> [The problem]: Give the number of lines that include the string "Windows", nothing more.

Structured figure records:
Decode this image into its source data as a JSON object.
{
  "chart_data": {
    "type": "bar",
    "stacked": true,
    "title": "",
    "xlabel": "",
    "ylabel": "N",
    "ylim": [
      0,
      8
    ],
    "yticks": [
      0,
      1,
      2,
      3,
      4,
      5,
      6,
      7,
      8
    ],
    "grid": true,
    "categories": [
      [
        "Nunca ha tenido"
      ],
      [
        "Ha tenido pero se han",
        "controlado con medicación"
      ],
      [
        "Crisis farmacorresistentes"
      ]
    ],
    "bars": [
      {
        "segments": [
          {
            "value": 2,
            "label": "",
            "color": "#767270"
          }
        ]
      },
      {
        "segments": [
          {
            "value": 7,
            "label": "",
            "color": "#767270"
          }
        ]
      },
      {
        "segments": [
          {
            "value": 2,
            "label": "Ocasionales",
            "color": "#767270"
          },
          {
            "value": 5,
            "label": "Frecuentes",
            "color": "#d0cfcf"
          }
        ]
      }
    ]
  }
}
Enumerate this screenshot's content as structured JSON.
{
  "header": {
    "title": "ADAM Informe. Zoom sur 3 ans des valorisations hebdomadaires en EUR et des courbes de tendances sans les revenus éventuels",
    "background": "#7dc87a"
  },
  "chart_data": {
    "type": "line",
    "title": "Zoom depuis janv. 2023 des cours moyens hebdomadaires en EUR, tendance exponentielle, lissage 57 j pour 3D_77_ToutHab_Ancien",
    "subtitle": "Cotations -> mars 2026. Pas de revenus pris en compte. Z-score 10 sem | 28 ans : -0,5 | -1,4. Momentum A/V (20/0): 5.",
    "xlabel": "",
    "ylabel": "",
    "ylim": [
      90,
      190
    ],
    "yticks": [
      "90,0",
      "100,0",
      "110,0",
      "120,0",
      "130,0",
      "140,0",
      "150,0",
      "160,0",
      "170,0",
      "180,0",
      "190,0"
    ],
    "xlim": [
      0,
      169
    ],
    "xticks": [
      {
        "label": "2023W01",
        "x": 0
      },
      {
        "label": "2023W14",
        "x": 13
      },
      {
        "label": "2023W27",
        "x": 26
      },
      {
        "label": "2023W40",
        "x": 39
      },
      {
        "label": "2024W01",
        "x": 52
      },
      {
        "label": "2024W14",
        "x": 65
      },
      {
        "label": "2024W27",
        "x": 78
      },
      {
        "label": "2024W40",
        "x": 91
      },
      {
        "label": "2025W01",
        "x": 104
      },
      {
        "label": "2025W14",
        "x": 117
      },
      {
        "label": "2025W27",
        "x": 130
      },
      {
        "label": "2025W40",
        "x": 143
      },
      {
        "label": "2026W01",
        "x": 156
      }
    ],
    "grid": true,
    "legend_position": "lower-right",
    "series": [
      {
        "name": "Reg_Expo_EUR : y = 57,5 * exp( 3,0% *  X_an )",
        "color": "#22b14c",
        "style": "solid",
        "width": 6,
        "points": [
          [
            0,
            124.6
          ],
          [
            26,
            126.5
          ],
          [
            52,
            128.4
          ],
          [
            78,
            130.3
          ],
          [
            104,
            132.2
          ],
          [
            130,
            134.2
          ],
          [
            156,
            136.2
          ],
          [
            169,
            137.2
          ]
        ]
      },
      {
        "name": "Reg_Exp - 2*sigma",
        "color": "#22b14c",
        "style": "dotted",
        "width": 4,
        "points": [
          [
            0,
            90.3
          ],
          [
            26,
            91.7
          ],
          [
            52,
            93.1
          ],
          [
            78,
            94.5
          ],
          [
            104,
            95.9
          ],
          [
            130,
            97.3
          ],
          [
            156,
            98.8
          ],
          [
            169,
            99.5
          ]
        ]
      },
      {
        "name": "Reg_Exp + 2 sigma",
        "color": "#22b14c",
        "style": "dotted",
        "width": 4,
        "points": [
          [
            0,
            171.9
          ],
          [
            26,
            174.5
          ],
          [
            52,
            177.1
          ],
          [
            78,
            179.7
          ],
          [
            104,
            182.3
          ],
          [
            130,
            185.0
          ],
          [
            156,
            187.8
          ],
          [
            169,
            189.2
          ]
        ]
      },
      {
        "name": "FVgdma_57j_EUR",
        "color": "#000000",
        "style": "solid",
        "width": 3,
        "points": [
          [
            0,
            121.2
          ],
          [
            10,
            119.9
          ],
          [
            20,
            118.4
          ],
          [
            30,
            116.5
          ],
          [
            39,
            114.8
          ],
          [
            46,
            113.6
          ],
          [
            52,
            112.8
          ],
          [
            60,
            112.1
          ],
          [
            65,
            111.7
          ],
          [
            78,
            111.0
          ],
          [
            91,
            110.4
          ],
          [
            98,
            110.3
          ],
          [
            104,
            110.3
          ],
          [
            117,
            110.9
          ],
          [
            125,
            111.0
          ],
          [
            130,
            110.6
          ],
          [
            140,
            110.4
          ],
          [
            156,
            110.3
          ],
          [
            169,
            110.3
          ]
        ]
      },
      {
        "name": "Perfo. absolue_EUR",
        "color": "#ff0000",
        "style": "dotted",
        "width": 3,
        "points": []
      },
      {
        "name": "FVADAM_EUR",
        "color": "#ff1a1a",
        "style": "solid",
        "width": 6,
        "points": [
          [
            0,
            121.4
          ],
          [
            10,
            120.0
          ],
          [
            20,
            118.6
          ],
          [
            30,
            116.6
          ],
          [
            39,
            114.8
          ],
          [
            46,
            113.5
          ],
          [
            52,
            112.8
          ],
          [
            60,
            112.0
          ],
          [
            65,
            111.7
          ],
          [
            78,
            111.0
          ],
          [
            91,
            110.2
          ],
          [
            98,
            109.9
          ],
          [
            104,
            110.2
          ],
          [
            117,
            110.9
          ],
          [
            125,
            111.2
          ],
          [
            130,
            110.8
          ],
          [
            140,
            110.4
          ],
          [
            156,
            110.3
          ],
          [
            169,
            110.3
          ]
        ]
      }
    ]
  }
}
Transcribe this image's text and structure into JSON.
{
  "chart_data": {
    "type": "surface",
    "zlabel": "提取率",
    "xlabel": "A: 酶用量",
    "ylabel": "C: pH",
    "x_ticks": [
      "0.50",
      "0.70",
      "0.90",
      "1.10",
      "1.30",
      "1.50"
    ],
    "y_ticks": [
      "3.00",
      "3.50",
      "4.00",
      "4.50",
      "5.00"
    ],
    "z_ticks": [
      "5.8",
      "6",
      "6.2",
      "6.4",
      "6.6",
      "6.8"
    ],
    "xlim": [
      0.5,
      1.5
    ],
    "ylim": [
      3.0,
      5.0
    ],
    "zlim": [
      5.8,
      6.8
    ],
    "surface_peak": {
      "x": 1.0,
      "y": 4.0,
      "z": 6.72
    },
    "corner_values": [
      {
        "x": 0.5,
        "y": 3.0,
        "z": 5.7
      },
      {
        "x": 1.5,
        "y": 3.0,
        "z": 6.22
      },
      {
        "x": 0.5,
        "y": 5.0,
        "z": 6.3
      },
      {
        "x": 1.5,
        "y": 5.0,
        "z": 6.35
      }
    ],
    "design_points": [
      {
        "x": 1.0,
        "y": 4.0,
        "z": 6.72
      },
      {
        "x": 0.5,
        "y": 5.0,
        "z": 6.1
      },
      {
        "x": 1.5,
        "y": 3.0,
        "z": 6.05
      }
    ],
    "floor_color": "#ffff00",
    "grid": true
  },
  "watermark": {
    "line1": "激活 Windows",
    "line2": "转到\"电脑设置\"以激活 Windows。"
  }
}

> [Problem solution]: 2